# [Task goal]
Repeat the whole listing below, word for word.

# [Dataset excerpts]
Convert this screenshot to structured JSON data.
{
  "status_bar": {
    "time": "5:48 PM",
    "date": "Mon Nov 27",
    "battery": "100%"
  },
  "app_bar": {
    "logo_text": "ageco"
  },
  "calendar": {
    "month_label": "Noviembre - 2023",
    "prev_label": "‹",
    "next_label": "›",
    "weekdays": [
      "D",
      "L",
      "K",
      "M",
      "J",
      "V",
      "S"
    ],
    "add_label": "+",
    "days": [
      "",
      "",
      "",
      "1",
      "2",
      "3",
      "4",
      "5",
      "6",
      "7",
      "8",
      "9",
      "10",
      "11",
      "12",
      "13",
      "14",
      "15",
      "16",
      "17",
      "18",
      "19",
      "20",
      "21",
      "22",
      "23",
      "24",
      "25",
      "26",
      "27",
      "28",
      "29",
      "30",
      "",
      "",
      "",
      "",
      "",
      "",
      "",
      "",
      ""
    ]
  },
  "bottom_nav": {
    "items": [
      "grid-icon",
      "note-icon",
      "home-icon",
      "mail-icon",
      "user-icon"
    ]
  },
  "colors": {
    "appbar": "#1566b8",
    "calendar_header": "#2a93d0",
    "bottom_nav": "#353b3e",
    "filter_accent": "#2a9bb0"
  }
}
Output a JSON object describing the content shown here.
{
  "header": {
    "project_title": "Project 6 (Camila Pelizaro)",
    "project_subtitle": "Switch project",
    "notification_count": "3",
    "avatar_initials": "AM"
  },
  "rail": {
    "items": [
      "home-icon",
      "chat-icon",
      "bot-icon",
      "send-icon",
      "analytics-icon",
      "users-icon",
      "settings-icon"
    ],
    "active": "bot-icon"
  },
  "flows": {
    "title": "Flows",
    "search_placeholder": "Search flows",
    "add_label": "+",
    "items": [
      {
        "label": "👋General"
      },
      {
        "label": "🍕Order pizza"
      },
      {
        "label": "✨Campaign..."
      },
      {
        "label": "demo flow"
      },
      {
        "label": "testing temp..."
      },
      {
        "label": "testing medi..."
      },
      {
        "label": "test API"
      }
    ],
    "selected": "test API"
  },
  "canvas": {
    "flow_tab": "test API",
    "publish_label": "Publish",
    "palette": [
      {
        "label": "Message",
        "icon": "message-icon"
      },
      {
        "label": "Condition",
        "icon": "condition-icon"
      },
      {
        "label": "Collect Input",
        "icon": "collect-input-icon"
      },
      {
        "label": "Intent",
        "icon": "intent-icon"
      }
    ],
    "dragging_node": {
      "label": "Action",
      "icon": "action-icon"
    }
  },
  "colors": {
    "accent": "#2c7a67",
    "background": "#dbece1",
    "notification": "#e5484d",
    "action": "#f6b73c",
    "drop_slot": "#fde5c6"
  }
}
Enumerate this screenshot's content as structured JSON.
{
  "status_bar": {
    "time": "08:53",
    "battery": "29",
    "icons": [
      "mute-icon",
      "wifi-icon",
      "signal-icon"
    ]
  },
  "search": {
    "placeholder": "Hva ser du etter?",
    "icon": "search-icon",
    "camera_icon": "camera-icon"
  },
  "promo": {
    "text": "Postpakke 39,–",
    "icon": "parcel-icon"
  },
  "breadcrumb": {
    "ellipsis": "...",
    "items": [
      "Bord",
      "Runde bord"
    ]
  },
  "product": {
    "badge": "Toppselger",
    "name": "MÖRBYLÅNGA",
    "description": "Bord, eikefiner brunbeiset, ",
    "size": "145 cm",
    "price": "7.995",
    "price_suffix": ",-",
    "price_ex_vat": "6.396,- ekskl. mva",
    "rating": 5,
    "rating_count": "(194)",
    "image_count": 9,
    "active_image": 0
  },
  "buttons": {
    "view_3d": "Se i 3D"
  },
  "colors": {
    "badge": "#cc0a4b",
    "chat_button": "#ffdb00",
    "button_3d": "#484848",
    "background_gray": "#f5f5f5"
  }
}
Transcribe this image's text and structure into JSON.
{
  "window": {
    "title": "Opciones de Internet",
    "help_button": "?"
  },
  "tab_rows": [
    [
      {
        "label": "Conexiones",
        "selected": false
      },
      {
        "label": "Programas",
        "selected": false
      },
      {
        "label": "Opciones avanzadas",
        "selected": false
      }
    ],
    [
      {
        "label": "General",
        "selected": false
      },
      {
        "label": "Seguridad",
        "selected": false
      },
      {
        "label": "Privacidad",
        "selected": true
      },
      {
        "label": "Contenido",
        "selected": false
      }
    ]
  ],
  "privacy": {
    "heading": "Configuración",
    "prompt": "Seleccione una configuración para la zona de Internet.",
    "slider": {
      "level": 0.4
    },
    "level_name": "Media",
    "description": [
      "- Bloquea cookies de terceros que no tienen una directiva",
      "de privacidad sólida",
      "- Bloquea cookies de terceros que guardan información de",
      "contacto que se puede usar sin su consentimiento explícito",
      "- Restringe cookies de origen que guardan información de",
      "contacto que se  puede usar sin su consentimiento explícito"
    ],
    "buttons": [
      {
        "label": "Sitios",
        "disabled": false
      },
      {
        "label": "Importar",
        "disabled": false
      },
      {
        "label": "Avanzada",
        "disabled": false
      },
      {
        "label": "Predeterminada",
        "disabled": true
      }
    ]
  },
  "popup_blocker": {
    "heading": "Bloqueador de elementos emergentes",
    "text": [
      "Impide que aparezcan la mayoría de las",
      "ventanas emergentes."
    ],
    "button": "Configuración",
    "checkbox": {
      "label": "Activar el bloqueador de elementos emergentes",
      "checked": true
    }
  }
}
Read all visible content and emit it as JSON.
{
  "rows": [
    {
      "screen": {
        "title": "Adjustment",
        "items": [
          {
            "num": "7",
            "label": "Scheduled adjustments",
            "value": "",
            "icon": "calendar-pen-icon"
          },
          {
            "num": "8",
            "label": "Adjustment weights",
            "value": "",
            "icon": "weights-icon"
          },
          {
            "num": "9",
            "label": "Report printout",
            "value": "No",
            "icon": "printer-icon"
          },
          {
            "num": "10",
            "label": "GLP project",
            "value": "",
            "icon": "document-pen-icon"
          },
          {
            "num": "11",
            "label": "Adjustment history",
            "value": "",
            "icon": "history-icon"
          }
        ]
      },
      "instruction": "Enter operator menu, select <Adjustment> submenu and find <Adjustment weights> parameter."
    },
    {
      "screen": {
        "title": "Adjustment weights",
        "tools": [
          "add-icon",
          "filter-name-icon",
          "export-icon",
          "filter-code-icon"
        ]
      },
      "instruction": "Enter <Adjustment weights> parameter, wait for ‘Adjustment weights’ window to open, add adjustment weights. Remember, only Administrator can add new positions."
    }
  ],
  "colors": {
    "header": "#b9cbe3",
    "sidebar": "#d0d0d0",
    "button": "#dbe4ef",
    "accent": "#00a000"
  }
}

# [Full response]
Convert this screenshot to structured JSON data.
{
  "status_bar": {
    "time": "5:48 PM",
    "date": "Mon Nov 27",
    "battery": "100%"
  },
  "app_bar": {
    "logo_text": "ageco"
  },
  "calendar": {
    "month_label": "Noviembre - 2023",
    "prev_label": "‹",
    "next_label": "›",
    "weekdays": [
      "D",
      "L",
      "K",
      "M",
      "J",
      "V",
      "S"
    ],
    "add_label": "+",
    "days": [
      "",
      "",
      "",
      "1",
      "2",
      "3",
      "4",
      "5",
      "6",
      "7",
      "8",
      "9",
      "10",
      "11",
      "12",
      "13",
      "14",
      "15",
      "16",
      "17",
      "18",
      "19",
      "20",
      "21",
      "22",
      "23",
      "24",
      "25",
      "26",
      "27",
      "28",
      "29",
      "30",
      "",
      "",
      "",
      "",
      "",
      "",
      "",
      "",
      ""
    ]
  },
  "bottom_nav": {
    "items": [
      "grid-icon",
      "note-icon",
      "home-icon",
      "mail-icon",
      "user-icon"
    ]
  },
  "colors": {
    "appbar": "#1566b8",
    "calendar_header": "#2a93d0",
    "bottom_nav": "#353b3e",
    "filter_accent": "#2a9bb0"
  }
}
Output a JSON object describing the content shown here.
{
  "header": {
    "project_title": "Project 6 (Camila Pelizaro)",
    "project_subtitle": "Switch project",
    "notification_count": "3",
    "avatar_initials": "AM"
  },
  "rail": {
    "items": [
      "home-icon",
      "chat-icon",
      "bot-icon",
      "send-icon",
      "analytics-icon",
      "users-icon",
      "settings-icon"
    ],
    "active": "bot-icon"
  },
  "flows": {
    "title": "Flows",
    "search_placeholder": "Search flows",
    "add_label": "+",
    "items": [
      {
        "label": "👋General"
      },
      {
        "label": "🍕Order pizza"
      },
      {
        "label": "✨Campaign..."
      },
      {
        "label": "demo flow"
      },
      {
        "label": "testing temp..."
      },
      {
        "label": "testing medi..."
      },
      {
        "label": "test API"
      }
    ],
    "selected": "test API"
  },
  "canvas": {
    "flow_tab": "test API",
    "publish_label": "Publish",
    "palette": [
      {
        "label": "Message",
        "icon": "message-icon"
      },
      {
        "label": "Condition",
        "icon": "condition-icon"
      },
      {
        "label": "Collect Input",
        "icon": "collect-input-icon"
      },
      {
        "label": "Intent",
        "icon": "intent-icon"
      }
    ],
    "dragging_node": {
      "label": "Action",
      "icon": "action-icon"
    }
  },
  "colors": {
    "accent": "#2c7a67",
    "background": "#dbece1",
    "notification": "#e5484d",
    "action": "#f6b73c",
    "drop_slot": "#fde5c6"
  }
}
Enumerate this screenshot's content as structured JSON.
{
  "status_bar": {
    "time": "08:53",
    "battery": "29",
    "icons": [
      "mute-icon",
      "wifi-icon",
      "signal-icon"
    ]
  },
  "search": {
    "placeholder": "Hva ser du etter?",
    "icon": "search-icon",
    "camera_icon": "camera-icon"
  },
  "promo": {
    "text": "Postpakke 39,–",
    "icon": "parcel-icon"
  },
  "breadcrumb": {
    "ellipsis": "...",
    "items": [
      "Bord",
      "Runde bord"
    ]
  },
  "product": {
    "badge": "Toppselger",
    "name": "MÖRBYLÅNGA",
    "description": "Bord, eikefiner brunbeiset, ",
    "size": "145 cm",
    "price": "7.995",
    "price_suffix": ",-",
    "price_ex_vat": "6.396,- ekskl. mva",
    "rating": 5,
    "rating_count": "(194)",
    "image_count": 9,
    "active_image": 0
  },
  "buttons": {
    "view_3d": "Se i 3D"
  },
  "colors": {
    "badge": "#cc0a4b",
    "chat_button": "#ffdb00",
    "button_3d": "#484848",
    "background_gray": "#f5f5f5"
  }
}
Transcribe this image's text and structure into JSON.
{
  "window": {
    "title": "Opciones de Internet",
    "help_button": "?"
  },
  "tab_rows": [
    [
      {
        "label": "Conexiones",
        "selected": false
      },
      {
        "label": "Programas",
        "selected": false
      },
      {
        "label": "Opciones avanzadas",
        "selected": false
      }
    ],
    [
      {
        "label": "General",
        "selected": false
      },
      {
        "label": "Seguridad",
        "selected": false
      },
      {
        "label": "Privacidad",
        "selected": true
      },
      {
        "label": "Contenido",
        "selected": false
      }
    ]
  ],
  "privacy": {
    "heading": "Configuración",
    "prompt": "Seleccione una configuración para la zona de Internet.",
    "slider": {
      "level": 0.4
    },
    "level_name": "Media",
    "description": [
      "- Bloquea cookies de terceros que no tienen una directiva",
      "de privacidad sólida",
      "- Bloquea cookies de terceros que guardan información de",
      "contacto que se puede usar sin su consentimiento explícito",
      "- Restringe cookies de origen que guardan información de",
      "contacto que se  puede usar sin su consentimiento explícito"
    ],
    "buttons": [
      {
        "label": "Sitios",
        "disabled": false
      },
      {
        "label": "Importar",
        "disabled": false
      },
      {
        "label": "Avanzada",
        "disabled": false
      },
      {
        "label": "Predeterminada",
        "disabled": true
      }
    ]
  },
  "popup_blocker": {
    "heading": "Bloqueador de elementos emergentes",
    "text": [
      "Impide que aparezcan la mayoría de las",
      "ventanas emergentes."
    ],
    "button": "Configuración",
    "checkbox": {
      "label": "Activar el bloqueador de elementos emergentes",
      "checked": true
    }
  }
}
Read all visible content and emit it as JSON.
{
  "rows": [
    {
      "screen": {
        "title": "Adjustment",
        "items": [
          {
            "num": "7",
            "label": "Scheduled adjustments",
            "value": "",
            "icon": "calendar-pen-icon"
          },
          {
            "num": "8",
            "label": "Adjustment weights",
            "value": "",
            "icon": "weights-icon"
          },
          {
            "num": "9",
            "label": "Report printout",
            "value": "No",
            "icon": "printer-icon"
          },
          {
            "num": "10",
            "label": "GLP project",
            "value": "",
            "icon": "document-pen-icon"
          },
          {
            "num": "11",
            "label": "Adjustment history",
            "value": "",
            "icon": "history-icon"
          }
        ]
      },
      "instruction": "Enter operator menu, select <Adjustment> submenu and find <Adjustment weights> parameter."
    },
    {
      "screen": {
        "title": "Adjustment weights",
        "tools": [
          "add-icon",
          "filter-name-icon",
          "export-icon",
          "filter-code-icon"
        ]
      },
      "instruction": "Enter <Adjustment weights> parameter, wait for ‘Adjustment weights’ window to open, add adjustment weights. Remember, only Administrator can add new positions."
    }
  ],
  "colors": {
    "header": "#b9cbe3",
    "sidebar": "#d0d0d0",
    "button": "#dbe4ef",
    "accent": "#00a000"
  }
}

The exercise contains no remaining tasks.